> [Parts of the exercise]
[A] Return everything in the passage on anorexia genes from "The genetic research" down to "takes a drink.", copied word for word.
[B] List each thing that the passage on anorexia genes says the current obsessive cultural focus is on.
[C] According to the passage on anorexia genes, why does Johnson say societal pressures cannot be the main cause of anorexia and bulimia? Answer in one to three sentences.

> [Passage for review]
====
New research suggest a person's genes may point to a propensity for developing an eating disorder.

Anorexia Genes continued...

Many people have theorized that the current obsessive cultural focus on weight and thinness -- and on celebrities and their appearances -- is likely to promote anorexia and bulimia. But that doesn't entirely explain the conundrum of eating disorders, says Johnson.

"The overall prevalence of anorexia and bulimia, combined, is about 4%. But if they're largely caused by societal pressures, there should be a lot more of this. How many newsstand magazines can you pick up and read about someone's weight loss?" he asks. "Why can many girls go on a diet and walk away not dramatically affected, while four out of 100 wind up with psychiatric illnesses? The answer probably lies in neurochemistry and genetics."

The genetic research seems to indicate that some people -- mostly, though not all, female -- may have a latent vulnerability to eating disorders, which might never be "turned on" if they weren't exposed to particular influences, just as a predisposition to alcoholism can remain latent unless the person takes a drink.
====
[Stored data]
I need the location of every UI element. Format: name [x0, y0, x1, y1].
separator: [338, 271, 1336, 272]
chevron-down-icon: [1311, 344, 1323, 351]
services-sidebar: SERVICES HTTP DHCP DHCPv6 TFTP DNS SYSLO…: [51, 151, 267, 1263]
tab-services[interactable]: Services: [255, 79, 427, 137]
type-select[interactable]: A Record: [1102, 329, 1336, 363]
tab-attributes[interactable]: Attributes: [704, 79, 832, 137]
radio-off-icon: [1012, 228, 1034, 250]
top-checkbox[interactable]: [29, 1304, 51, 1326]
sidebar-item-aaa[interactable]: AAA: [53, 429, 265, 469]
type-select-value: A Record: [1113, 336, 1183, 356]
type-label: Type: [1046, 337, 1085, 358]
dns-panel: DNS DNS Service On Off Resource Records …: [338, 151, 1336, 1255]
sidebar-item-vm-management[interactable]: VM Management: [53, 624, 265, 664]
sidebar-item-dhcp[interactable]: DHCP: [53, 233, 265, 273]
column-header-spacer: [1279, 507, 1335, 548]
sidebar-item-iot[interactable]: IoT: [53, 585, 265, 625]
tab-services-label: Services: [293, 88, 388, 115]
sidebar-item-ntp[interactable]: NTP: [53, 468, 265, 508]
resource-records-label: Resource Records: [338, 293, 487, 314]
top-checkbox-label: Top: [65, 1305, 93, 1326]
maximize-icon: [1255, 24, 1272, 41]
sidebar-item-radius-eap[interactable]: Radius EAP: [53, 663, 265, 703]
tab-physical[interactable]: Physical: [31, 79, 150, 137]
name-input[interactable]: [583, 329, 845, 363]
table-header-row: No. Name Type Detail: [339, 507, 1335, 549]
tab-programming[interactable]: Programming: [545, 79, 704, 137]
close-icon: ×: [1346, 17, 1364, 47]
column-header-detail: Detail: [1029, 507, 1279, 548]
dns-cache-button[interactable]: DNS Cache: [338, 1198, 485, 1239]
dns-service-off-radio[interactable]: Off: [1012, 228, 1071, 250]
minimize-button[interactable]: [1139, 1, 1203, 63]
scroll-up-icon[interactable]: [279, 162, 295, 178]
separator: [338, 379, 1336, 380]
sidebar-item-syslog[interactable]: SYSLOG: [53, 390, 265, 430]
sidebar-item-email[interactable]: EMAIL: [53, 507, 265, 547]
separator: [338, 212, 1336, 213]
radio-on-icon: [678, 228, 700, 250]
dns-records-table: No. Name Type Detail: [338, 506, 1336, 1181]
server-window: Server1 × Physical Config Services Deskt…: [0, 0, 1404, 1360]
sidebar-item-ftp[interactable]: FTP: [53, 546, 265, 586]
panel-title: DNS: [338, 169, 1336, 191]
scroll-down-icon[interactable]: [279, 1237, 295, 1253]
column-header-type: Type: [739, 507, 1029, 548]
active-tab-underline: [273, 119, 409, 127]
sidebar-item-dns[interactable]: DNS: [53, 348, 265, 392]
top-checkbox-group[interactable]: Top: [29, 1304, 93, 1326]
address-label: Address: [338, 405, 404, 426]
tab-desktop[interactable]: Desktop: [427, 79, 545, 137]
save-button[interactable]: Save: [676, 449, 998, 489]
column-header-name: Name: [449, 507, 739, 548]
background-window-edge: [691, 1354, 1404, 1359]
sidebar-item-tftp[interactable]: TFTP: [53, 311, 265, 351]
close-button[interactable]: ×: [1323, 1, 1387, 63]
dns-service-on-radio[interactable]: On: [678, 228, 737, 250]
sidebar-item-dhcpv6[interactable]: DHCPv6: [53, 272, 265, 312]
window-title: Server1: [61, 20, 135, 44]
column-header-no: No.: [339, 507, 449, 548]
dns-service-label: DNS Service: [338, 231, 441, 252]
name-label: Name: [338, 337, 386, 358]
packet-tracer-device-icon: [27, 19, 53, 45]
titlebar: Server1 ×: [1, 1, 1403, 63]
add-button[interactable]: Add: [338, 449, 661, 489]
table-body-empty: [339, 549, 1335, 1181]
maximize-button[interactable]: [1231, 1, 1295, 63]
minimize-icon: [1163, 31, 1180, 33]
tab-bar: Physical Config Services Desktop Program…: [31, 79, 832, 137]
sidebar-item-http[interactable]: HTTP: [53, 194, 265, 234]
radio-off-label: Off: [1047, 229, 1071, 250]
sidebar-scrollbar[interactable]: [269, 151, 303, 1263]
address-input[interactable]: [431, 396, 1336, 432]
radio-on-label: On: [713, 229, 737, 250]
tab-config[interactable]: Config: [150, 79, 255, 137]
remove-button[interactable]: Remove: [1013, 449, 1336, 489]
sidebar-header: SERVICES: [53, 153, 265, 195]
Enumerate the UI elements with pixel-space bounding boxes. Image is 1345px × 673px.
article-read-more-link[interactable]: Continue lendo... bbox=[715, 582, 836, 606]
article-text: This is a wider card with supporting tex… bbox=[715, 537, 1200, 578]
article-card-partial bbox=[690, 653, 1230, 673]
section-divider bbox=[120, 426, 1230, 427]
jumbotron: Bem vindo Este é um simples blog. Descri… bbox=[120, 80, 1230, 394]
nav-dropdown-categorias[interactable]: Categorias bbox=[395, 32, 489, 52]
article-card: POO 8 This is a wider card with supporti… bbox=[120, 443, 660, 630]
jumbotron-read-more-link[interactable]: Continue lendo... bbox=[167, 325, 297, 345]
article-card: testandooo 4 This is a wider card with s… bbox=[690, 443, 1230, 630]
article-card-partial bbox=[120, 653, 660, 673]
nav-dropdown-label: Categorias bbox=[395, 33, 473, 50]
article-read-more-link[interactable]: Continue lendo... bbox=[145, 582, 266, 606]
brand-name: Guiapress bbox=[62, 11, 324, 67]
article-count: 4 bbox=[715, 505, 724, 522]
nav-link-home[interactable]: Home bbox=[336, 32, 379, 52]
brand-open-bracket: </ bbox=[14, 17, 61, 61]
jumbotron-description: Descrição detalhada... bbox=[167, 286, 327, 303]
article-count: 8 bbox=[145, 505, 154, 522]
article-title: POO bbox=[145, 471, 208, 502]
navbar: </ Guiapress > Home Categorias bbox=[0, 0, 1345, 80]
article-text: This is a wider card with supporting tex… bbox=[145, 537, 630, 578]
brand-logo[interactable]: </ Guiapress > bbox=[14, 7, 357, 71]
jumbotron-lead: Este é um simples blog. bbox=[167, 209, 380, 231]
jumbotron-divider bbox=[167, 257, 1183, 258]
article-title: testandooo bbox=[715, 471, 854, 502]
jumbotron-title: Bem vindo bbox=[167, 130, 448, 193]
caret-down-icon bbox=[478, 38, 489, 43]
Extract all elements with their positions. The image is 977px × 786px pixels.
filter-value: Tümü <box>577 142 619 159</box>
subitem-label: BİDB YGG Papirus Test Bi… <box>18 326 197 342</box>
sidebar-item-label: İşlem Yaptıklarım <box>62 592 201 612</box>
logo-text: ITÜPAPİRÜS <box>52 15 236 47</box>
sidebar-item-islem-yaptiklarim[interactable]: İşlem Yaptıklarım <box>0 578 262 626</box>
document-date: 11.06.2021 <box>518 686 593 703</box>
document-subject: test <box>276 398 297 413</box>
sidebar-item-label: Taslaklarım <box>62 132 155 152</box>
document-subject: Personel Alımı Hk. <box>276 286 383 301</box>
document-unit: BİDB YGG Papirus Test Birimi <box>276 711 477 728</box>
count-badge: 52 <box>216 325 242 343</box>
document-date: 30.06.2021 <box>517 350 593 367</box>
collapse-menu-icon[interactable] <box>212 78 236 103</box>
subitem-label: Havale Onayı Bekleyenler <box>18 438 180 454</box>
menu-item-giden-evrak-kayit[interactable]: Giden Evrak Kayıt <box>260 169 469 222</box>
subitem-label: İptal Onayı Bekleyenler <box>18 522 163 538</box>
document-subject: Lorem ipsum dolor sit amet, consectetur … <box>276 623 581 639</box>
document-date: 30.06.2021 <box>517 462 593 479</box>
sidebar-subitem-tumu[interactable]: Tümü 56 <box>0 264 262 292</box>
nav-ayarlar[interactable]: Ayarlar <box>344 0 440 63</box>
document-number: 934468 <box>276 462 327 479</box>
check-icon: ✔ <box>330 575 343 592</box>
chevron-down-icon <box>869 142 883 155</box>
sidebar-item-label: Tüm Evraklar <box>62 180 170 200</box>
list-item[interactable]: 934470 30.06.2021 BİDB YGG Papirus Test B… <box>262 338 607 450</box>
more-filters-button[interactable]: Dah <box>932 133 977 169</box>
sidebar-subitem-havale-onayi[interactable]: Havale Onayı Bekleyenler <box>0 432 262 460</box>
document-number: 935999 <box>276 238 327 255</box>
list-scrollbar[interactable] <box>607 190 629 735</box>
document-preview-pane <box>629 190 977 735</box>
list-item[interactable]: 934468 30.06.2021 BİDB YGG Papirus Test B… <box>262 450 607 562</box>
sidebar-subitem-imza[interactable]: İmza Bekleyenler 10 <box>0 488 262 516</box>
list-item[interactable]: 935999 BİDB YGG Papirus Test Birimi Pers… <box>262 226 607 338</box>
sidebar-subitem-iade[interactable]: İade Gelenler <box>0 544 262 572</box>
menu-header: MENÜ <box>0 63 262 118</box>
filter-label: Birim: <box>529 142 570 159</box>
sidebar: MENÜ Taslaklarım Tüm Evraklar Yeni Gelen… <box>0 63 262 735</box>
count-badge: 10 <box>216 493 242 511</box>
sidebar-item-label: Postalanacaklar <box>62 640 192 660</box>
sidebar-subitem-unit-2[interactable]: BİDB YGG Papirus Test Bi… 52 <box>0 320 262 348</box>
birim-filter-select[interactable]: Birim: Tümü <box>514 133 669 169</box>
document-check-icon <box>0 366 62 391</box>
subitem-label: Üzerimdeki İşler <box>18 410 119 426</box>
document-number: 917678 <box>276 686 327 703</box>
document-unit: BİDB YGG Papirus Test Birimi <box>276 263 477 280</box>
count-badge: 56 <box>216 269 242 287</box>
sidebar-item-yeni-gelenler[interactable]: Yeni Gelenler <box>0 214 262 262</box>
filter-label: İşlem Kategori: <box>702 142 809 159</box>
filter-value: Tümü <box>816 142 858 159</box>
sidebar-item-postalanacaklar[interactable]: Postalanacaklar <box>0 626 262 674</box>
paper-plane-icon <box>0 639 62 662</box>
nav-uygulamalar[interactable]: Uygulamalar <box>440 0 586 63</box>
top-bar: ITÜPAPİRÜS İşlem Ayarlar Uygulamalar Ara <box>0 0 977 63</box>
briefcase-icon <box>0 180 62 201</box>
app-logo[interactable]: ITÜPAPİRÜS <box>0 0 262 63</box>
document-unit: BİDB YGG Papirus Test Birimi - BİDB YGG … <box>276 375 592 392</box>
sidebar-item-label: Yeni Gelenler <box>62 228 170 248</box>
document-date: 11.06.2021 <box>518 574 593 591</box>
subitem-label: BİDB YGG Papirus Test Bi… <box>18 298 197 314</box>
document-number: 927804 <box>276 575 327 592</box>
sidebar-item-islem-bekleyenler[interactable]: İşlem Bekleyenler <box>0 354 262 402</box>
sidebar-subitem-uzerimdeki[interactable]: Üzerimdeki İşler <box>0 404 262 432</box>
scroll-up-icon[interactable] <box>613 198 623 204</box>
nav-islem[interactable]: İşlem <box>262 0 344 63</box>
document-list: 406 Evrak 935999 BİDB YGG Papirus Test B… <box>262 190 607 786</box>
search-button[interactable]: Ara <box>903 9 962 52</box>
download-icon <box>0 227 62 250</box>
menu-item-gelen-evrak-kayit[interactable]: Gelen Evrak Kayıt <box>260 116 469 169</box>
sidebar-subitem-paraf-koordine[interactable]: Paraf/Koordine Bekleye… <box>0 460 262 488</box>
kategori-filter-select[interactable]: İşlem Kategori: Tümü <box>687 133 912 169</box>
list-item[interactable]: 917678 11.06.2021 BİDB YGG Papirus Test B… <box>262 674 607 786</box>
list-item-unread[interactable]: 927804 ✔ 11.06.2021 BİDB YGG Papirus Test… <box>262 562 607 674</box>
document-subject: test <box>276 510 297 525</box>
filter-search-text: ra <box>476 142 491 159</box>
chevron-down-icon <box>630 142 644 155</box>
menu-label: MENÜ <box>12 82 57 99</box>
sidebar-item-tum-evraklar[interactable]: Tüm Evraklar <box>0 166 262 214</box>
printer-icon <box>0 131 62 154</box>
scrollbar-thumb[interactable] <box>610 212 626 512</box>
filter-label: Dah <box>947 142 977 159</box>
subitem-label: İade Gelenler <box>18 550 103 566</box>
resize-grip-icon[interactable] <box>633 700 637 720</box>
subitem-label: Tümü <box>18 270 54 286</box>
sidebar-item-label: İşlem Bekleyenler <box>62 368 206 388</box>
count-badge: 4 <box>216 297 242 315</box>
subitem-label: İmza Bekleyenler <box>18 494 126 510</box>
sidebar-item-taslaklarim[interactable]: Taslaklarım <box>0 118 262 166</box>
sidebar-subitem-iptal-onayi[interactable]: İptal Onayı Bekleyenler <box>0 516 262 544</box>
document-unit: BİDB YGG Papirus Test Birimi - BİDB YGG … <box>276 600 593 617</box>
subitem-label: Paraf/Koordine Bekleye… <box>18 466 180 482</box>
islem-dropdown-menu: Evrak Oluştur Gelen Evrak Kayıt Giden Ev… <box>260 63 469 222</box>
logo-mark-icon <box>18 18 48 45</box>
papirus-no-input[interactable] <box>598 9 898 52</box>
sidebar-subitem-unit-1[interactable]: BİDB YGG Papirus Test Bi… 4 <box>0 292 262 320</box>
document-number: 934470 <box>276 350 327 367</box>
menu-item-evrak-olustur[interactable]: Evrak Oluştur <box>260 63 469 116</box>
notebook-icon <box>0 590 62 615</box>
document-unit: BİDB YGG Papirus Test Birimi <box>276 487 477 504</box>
====
> [Exercise solutions]
[A]
The genetic research seems to indicate that some people -- mostly, though not all, female -- may have a latent vulnerability to eating disorders, which might never be "turned on" if they weren't exposed to particular influences, just as a predisposition to alcoholism can remain latent unless the person takes a drink.

[B]
- Weight
- Thinness
- Celebrities
- Celebrities' appearances

[C] The combined prevalence of anorexia and bulimia is only about 4%. If societal pressures were the main cause, there should be far more cases. Johnson notes that many girls diet without being dramatically affected, while four out of 100 develop psychiatric illnesses.